*Stored records*:
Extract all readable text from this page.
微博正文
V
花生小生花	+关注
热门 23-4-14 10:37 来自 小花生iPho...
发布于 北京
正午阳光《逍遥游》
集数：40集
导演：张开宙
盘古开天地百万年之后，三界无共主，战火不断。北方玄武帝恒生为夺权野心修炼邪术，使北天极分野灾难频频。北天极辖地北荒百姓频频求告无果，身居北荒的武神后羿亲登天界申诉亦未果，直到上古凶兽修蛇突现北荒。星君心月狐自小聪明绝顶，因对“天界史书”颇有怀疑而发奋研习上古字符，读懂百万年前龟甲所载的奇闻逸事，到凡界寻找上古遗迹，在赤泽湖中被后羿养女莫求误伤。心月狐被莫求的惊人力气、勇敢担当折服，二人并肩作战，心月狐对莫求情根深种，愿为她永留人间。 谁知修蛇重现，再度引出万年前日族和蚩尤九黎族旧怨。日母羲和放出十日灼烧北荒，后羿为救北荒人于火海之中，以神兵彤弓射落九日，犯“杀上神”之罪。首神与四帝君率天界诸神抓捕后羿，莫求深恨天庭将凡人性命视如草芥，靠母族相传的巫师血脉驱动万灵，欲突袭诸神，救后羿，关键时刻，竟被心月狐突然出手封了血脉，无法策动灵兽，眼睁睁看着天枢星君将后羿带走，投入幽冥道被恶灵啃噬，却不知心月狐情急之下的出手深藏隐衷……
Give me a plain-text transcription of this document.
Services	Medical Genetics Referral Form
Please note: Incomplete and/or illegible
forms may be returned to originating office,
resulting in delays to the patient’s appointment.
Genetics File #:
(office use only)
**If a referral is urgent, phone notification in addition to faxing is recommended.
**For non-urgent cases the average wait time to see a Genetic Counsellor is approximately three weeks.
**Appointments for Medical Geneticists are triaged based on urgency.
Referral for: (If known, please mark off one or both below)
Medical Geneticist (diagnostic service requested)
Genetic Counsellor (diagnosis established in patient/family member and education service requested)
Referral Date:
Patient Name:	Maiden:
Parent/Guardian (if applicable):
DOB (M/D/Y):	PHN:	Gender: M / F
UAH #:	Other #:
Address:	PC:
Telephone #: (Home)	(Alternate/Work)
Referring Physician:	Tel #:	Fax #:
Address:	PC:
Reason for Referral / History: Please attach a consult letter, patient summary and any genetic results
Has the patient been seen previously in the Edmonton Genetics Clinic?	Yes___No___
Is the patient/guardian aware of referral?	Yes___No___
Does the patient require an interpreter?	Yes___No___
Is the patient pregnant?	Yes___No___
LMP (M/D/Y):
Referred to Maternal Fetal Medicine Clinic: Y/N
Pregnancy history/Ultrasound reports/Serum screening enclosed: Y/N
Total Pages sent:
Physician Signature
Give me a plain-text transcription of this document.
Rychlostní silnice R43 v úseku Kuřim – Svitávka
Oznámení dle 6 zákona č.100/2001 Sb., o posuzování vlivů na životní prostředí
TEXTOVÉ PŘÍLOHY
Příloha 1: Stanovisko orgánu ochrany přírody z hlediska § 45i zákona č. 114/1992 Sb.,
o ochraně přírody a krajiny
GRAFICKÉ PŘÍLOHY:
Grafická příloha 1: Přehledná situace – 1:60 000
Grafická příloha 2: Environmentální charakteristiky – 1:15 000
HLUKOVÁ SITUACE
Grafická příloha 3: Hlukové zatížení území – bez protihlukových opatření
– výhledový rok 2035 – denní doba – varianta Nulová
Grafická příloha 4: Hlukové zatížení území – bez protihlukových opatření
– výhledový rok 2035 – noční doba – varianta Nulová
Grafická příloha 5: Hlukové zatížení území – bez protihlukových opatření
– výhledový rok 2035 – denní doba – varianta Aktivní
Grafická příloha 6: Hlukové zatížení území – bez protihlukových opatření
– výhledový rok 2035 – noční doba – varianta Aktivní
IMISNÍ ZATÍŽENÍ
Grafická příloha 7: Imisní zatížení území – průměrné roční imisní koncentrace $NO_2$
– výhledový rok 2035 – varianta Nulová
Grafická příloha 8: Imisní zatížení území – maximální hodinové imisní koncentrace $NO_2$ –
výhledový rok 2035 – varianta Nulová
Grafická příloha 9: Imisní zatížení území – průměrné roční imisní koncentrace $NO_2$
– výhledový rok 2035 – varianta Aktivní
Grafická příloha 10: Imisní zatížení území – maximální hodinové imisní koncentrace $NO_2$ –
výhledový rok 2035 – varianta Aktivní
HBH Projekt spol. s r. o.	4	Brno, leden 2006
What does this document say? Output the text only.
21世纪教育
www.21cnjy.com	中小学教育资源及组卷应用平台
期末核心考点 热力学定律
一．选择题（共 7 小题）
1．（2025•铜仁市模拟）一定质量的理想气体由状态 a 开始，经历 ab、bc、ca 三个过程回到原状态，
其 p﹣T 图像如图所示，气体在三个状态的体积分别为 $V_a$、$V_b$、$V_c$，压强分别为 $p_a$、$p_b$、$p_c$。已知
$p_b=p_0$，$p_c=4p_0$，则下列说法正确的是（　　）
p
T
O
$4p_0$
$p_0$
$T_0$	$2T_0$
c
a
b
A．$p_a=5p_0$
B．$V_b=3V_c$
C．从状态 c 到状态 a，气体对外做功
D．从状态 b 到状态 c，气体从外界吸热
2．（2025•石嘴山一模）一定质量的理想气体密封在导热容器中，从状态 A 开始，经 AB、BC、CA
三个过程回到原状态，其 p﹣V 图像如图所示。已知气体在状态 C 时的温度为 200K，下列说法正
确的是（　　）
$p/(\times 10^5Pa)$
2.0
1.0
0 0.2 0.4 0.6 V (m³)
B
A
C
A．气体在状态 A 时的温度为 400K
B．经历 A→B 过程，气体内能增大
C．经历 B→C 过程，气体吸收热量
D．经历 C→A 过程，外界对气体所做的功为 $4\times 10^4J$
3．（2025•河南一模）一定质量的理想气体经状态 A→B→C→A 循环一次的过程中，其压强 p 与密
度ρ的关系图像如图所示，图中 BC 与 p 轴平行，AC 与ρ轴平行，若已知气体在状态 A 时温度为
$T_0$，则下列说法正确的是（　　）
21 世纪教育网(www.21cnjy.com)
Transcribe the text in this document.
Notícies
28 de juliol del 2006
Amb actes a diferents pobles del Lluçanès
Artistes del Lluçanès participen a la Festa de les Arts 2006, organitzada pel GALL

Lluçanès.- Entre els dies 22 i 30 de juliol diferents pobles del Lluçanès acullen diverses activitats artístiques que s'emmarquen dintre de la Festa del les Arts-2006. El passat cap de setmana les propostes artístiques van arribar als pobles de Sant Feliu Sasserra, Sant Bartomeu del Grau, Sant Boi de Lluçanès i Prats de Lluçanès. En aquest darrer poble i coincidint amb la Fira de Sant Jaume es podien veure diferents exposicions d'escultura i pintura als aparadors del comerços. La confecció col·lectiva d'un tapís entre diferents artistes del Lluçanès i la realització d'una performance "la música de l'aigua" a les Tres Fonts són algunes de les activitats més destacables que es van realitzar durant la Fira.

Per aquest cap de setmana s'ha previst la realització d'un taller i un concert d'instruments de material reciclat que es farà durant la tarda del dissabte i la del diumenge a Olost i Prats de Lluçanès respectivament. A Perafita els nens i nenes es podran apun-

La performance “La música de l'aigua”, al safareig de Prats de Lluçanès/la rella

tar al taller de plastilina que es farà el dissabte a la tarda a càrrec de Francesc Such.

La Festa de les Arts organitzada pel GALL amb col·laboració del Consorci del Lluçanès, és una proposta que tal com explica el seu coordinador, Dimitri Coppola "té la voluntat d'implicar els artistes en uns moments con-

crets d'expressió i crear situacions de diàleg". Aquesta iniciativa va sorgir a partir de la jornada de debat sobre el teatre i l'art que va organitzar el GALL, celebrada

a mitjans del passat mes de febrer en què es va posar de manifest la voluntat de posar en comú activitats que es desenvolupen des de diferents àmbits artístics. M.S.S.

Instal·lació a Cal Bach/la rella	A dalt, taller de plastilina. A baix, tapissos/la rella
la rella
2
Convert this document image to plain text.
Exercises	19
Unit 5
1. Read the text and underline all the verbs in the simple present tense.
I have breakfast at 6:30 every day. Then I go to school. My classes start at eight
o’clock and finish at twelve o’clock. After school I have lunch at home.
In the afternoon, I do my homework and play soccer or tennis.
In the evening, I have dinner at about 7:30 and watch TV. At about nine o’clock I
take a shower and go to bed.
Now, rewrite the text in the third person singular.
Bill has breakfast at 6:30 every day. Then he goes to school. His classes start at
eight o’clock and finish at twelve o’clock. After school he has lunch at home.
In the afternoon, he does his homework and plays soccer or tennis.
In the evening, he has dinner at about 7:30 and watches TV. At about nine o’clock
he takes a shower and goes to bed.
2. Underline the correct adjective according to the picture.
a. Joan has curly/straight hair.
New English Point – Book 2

*Aim of the exercise*: Which lines of the material contain the string "三个过程回到原状态"? List each of them.

*Task output*:
1．（2025•铜仁市模拟）一定质量的理想气体由状态 a 开始，经历 ab、bc、ca 三个过程回到原状态，
三个过程回到原状态，其 p﹣V 图像如图所示。已知气体在状态 C 时的温度为 200K，下列说法正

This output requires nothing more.